● EXERCISE DIRECTIONS: Wherever the string "JSON" appears in the listing, copy that line.

● DATASET CONTENT:
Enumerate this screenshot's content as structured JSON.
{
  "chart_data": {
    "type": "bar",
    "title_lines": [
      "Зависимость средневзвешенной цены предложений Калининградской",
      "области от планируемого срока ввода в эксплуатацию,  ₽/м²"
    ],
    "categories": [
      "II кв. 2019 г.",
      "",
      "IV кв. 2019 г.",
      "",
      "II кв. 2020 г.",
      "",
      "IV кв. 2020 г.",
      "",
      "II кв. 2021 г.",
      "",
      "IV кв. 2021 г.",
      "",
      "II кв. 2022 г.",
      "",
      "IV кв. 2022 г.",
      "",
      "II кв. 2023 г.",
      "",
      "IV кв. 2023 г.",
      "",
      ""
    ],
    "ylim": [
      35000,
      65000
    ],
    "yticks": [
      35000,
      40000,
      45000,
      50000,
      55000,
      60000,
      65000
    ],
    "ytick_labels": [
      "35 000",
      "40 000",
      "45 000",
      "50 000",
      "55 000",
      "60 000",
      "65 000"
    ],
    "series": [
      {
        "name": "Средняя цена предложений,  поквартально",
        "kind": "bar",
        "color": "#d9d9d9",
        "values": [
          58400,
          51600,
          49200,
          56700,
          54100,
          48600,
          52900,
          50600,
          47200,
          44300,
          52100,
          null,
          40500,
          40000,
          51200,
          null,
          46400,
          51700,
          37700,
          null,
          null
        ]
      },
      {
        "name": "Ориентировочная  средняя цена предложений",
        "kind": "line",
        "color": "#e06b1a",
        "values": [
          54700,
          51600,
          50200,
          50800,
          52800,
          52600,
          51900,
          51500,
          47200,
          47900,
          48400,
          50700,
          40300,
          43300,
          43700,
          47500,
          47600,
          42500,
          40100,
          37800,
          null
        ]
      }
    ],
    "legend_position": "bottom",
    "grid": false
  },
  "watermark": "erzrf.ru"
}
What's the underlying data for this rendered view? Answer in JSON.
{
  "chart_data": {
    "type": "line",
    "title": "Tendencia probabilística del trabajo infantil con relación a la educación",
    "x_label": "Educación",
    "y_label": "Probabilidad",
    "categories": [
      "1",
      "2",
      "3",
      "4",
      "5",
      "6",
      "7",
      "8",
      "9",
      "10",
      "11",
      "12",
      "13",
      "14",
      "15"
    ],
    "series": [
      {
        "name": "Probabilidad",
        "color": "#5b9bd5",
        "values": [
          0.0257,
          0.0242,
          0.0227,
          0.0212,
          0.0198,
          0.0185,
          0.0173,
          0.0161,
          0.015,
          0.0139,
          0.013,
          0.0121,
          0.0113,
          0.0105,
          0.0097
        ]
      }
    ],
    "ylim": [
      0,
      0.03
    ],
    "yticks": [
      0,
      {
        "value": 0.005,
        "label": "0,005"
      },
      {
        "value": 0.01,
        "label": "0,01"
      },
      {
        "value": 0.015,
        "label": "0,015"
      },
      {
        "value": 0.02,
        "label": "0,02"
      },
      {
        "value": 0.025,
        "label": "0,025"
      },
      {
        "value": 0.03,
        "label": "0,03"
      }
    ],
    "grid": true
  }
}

● RESPONSE:
Enumerate this screenshot's content as structured JSON.
What's the underlying data for this rendered view? Answer in JSON.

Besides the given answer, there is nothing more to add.